■ TASK INSTRUCTIONS ■
In the material below, list every line carrying the string "index".

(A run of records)

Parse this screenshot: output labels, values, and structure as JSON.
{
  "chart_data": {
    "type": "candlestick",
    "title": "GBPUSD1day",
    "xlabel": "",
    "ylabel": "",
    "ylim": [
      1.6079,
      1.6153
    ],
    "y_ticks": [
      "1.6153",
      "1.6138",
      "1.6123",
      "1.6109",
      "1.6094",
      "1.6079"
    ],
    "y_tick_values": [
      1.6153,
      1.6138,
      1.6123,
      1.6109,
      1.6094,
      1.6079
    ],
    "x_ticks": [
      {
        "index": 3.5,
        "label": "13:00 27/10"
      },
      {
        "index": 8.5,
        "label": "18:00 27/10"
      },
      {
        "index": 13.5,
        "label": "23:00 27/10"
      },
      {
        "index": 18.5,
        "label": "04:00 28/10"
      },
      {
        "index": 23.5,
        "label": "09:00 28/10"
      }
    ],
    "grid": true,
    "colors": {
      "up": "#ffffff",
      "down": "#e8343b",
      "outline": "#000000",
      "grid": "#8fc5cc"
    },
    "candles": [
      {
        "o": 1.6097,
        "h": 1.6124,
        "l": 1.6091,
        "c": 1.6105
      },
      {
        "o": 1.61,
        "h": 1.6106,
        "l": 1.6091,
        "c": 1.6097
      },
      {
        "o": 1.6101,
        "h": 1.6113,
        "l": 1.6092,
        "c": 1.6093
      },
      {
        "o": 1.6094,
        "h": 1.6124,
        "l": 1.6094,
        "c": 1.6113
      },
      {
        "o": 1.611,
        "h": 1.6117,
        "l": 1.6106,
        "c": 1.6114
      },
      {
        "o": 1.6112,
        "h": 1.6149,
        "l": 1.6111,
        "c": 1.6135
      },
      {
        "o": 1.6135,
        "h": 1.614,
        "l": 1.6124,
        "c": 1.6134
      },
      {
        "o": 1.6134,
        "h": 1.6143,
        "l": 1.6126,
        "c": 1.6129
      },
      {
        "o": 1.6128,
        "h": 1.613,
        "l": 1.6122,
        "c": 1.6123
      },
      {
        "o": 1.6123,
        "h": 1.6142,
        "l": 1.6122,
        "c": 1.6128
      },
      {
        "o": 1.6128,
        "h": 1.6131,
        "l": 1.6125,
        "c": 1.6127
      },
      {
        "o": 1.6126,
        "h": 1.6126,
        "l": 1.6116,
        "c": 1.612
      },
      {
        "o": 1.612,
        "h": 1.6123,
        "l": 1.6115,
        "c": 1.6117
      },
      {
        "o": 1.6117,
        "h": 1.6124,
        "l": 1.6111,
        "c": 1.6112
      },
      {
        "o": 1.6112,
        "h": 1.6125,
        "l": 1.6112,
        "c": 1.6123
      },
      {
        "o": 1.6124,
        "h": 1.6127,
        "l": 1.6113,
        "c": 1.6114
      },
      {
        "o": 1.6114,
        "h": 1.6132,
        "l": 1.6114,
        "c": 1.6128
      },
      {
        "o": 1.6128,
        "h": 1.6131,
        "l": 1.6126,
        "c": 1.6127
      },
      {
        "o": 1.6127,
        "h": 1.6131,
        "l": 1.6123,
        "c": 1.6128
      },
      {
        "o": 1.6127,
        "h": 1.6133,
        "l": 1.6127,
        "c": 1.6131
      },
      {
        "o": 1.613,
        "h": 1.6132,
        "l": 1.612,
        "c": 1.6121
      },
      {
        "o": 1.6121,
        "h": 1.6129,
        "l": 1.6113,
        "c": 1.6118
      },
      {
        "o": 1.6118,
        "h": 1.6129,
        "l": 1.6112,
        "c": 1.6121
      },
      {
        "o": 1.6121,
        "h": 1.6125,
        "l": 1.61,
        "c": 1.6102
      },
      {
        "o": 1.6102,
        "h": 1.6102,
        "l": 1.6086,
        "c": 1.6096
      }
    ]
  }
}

■ SOLUTION TO THE EXERCISE ■
        "index": 3.5,
        "index": 8.5,
        "index": 13.5,
        "index": 18.5,
        "index": 23.5,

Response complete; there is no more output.